[SOURCE DATA]
# # # # # # #

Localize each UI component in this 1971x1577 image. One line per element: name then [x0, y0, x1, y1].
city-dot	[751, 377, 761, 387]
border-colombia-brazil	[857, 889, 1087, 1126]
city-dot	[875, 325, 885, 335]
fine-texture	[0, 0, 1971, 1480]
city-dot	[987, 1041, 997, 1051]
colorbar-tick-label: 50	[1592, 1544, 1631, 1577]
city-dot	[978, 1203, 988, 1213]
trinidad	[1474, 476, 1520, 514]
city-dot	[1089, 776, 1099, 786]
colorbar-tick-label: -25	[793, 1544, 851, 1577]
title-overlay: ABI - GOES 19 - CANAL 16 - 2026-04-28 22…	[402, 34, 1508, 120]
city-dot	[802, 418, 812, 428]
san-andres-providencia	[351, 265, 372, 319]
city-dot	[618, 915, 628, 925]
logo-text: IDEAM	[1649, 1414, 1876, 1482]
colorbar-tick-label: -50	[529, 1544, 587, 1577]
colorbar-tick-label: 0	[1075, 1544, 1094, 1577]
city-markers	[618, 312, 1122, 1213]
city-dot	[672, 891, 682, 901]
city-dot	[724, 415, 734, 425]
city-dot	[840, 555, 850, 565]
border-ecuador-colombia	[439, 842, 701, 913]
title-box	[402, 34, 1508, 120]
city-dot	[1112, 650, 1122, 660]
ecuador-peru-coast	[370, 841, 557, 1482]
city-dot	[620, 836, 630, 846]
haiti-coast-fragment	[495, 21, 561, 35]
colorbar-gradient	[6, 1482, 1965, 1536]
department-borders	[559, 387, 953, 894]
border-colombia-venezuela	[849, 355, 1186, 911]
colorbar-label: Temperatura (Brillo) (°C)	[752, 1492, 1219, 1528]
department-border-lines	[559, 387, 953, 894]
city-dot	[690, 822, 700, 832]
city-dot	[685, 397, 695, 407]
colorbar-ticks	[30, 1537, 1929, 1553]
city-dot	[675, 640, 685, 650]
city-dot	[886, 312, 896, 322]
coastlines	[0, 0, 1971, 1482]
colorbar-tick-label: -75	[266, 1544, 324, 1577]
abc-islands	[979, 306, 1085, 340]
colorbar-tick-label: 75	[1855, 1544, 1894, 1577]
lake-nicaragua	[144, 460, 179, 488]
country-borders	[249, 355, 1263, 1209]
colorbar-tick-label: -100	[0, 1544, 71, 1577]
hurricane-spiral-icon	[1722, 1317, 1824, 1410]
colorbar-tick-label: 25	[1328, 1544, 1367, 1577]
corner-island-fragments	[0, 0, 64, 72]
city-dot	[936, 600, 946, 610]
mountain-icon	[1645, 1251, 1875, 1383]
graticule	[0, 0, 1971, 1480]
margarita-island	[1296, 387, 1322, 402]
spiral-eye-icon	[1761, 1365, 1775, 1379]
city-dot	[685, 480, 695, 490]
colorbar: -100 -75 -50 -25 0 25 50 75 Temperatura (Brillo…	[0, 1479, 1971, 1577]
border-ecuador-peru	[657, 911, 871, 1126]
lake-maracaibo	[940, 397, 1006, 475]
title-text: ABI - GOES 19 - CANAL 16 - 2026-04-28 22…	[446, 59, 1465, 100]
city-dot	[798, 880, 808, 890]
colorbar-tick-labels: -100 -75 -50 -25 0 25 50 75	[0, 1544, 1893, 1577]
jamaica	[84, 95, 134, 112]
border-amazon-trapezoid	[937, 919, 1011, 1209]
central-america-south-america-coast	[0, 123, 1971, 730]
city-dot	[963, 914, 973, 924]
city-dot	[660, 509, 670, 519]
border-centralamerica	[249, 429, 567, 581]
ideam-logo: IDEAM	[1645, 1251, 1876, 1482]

# # # # # # #

[WORK TO COMPLETE]
Copy out every line of the listing above without changing anything.

[FULL OUTPUT]
Localize each UI component in this 1971x1577 image. One line per element: name then [x0, y0, x1, y1].
city-dot	[751, 377, 761, 387]
border-colombia-brazil	[857, 889, 1087, 1126]
city-dot	[875, 325, 885, 335]
fine-texture	[0, 0, 1971, 1480]
city-dot	[987, 1041, 997, 1051]
colorbar-tick-label: 50	[1592, 1544, 1631, 1577]
city-dot	[978, 1203, 988, 1213]
trinidad	[1474, 476, 1520, 514]
city-dot	[1089, 776, 1099, 786]
colorbar-tick-label: -25	[793, 1544, 851, 1577]
title-overlay: ABI - GOES 19 - CANAL 16 - 2026-04-28 22…	[402, 34, 1508, 120]
city-dot	[802, 418, 812, 428]
san-andres-providencia	[351, 265, 372, 319]
city-dot	[618, 915, 628, 925]
logo-text: IDEAM	[1649, 1414, 1876, 1482]
colorbar-tick-label: -50	[529, 1544, 587, 1577]
colorbar-tick-label: 0	[1075, 1544, 1094, 1577]
city-markers	[618, 312, 1122, 1213]
city-dot	[672, 891, 682, 901]
city-dot	[724, 415, 734, 425]
city-dot	[840, 555, 850, 565]
border-ecuador-colombia	[439, 842, 701, 913]
title-box	[402, 34, 1508, 120]
city-dot	[1112, 650, 1122, 660]
ecuador-peru-coast	[370, 841, 557, 1482]
city-dot	[620, 836, 630, 846]
haiti-coast-fragment	[495, 21, 561, 35]
colorbar-gradient	[6, 1482, 1965, 1536]
department-borders	[559, 387, 953, 894]
border-colombia-venezuela	[849, 355, 1186, 911]
colorbar-label: Temperatura (Brillo) (°C)	[752, 1492, 1219, 1528]
department-border-lines	[559, 387, 953, 894]
city-dot	[690, 822, 700, 832]
city-dot	[685, 397, 695, 407]
colorbar-ticks	[30, 1537, 1929, 1553]
city-dot	[675, 640, 685, 650]
city-dot	[886, 312, 896, 322]
coastlines	[0, 0, 1971, 1482]
colorbar-tick-label: -75	[266, 1544, 324, 1577]
abc-islands	[979, 306, 1085, 340]
colorbar-tick-label: 75	[1855, 1544, 1894, 1577]
lake-nicaragua	[144, 460, 179, 488]
country-borders	[249, 355, 1263, 1209]
colorbar-tick-label: -100	[0, 1544, 71, 1577]
hurricane-spiral-icon	[1722, 1317, 1824, 1410]
colorbar-tick-label: 25	[1328, 1544, 1367, 1577]
corner-island-fragments	[0, 0, 64, 72]
city-dot	[936, 600, 946, 610]
mountain-icon	[1645, 1251, 1875, 1383]
graticule	[0, 0, 1971, 1480]
margarita-island	[1296, 387, 1322, 402]
spiral-eye-icon	[1761, 1365, 1775, 1379]
city-dot	[685, 480, 695, 490]
colorbar: -100 -75 -50 -25 0 25 50 75 Temperatura (Brillo…	[0, 1479, 1971, 1577]
border-ecuador-peru	[657, 911, 871, 1126]
lake-maracaibo	[940, 397, 1006, 475]
title-text: ABI - GOES 19 - CANAL 16 - 2026-04-28 22…	[446, 59, 1465, 100]
city-dot	[798, 880, 808, 890]
colorbar-tick-labels: -100 -75 -50 -25 0 25 50 75	[0, 1544, 1893, 1577]
jamaica	[84, 95, 134, 112]
border-amazon-trapezoid	[937, 919, 1011, 1209]
central-america-south-america-coast	[0, 123, 1971, 730]
city-dot	[963, 914, 973, 924]
city-dot	[660, 509, 670, 519]
border-centralamerica	[249, 429, 567, 581]
ideam-logo: IDEAM	[1645, 1251, 1876, 1482]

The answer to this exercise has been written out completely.